*What to do*. Repeat the records below exactly, leaving out every picture.

──────── Provided entries

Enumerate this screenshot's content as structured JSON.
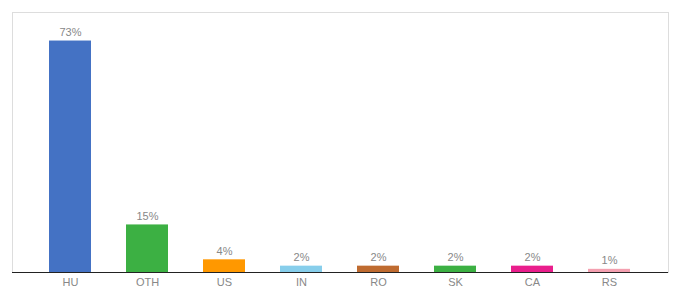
{
  "chart_data": {
    "type": "bar",
    "categories": [
      "HU",
      "OTH",
      "US",
      "IN",
      "RO",
      "SK",
      "CA",
      "RS"
    ],
    "values": [
      73,
      15,
      4,
      2,
      2,
      2,
      2,
      1
    ],
    "value_labels": [
      "73%",
      "15%",
      "4%",
      "2%",
      "2%",
      "2%",
      "2%",
      "1%"
    ],
    "colors": [
      "#4472C4",
      "#3CB043",
      "#FF9800",
      "#87CEEB",
      "#BF6B30",
      "#3CB043",
      "#E91E8C",
      "#F4A0B0"
    ],
    "ylim": [
      0,
      82
    ],
    "data_labels": true,
    "tick_labels": "x",
    "grid": false
  }
}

────────────────

*Completed exercise*.
Enumerate this screenshot's content as structured JSON.
{
  "chart_data": {
    "type": "bar",
    "categories": [
      "HU",
      "OTH",
      "US",
      "IN",
      "RO",
      "SK",
      "CA",
      "RS"
    ],
    "values": [
      73,
      15,
      4,
      2,
      2,
      2,
      2,
      1
    ],
    "value_labels": [
      "73%",
      "15%",
      "4%",
      "2%",
      "2%",
      "2%",
      "2%",
      "1%"
    ],
    "colors": [
      "#4472C4",
      "#3CB043",
      "#FF9800",
      "#87CEEB",
      "#BF6B30",
      "#3CB043",
      "#E91E8C",
      "#F4A0B0"
    ],
    "ylim": [
      0,
      82
    ],
    "data_labels": true,
    "tick_labels": "x",
    "grid": false
  }
}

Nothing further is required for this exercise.